- _REQUIREMENTS_: What is the number of lines holding the word "things"? Write that number and nothing else.
>> begin MATERIAL SUPPLIED
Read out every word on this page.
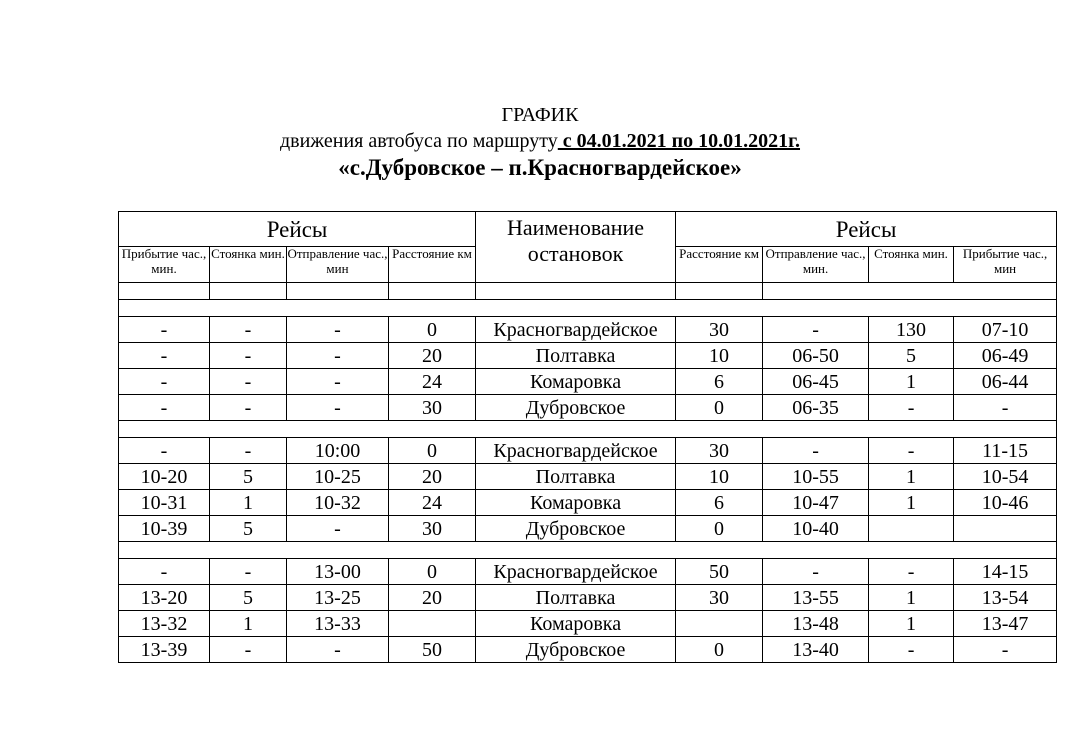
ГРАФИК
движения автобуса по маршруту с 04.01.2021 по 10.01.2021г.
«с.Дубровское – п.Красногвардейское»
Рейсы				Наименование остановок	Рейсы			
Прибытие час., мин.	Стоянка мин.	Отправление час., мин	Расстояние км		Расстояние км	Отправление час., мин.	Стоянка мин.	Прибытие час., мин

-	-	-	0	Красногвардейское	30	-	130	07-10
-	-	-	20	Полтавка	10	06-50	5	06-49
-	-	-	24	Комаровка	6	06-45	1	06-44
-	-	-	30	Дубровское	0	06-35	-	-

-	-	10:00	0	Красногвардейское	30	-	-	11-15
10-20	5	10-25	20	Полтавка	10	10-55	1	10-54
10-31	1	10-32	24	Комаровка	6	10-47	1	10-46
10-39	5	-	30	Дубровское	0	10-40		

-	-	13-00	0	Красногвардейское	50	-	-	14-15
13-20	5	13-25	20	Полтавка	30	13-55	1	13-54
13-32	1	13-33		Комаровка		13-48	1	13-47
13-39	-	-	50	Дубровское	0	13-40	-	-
>> end MATERIAL SUPPLIED
>> begin MATERIAL SUPPLIED
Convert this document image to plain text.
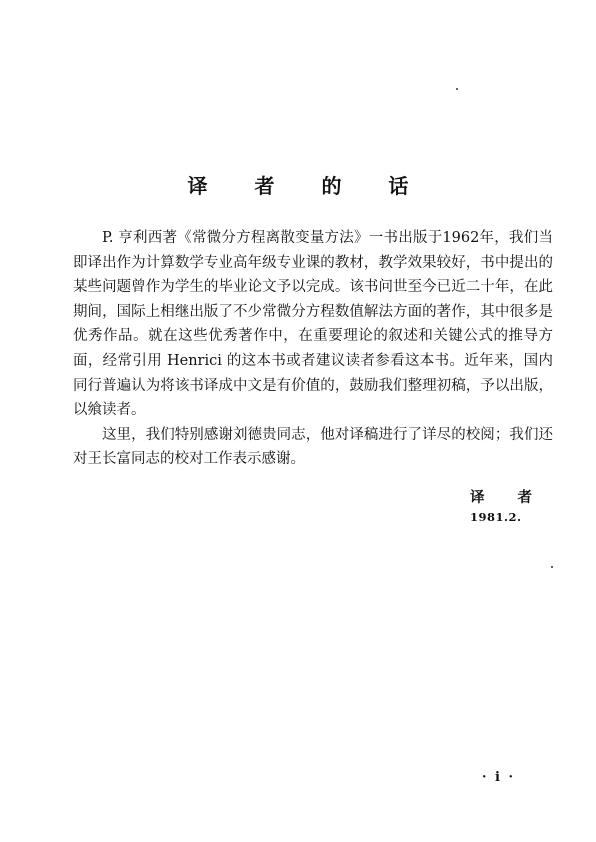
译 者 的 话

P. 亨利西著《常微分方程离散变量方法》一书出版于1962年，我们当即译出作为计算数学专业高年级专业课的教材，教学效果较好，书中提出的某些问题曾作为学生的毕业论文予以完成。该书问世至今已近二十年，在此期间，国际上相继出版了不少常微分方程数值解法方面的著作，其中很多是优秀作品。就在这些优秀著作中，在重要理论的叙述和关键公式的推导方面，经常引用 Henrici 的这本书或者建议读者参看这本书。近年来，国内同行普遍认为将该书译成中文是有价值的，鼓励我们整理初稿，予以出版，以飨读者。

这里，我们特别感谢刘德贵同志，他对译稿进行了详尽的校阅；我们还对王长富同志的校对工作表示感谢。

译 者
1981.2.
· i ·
>> end MATERIAL SUPPLIED
>> begin MATERIAL SUPPLIED
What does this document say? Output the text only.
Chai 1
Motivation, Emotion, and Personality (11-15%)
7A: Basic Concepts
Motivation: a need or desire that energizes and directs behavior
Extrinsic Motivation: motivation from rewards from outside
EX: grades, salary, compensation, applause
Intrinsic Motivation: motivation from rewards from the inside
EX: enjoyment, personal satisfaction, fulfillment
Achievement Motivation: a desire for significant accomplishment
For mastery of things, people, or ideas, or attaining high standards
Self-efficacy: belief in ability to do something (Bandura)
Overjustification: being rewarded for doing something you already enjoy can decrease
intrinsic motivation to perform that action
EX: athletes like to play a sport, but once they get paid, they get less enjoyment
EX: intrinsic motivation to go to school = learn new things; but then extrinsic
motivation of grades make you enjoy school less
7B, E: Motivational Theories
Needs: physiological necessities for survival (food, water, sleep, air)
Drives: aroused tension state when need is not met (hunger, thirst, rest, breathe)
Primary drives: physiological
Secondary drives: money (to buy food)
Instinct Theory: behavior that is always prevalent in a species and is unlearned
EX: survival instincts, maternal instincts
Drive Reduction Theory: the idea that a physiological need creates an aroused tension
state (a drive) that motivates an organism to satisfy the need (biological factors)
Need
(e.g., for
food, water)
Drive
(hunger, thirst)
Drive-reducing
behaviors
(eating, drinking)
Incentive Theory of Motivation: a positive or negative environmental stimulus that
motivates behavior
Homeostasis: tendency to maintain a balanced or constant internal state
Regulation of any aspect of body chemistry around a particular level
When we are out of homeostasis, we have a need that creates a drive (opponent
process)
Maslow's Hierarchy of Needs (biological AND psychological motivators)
>> end MATERIAL SUPPLIED
- _ANSWER TO THE EXERCISE_: 2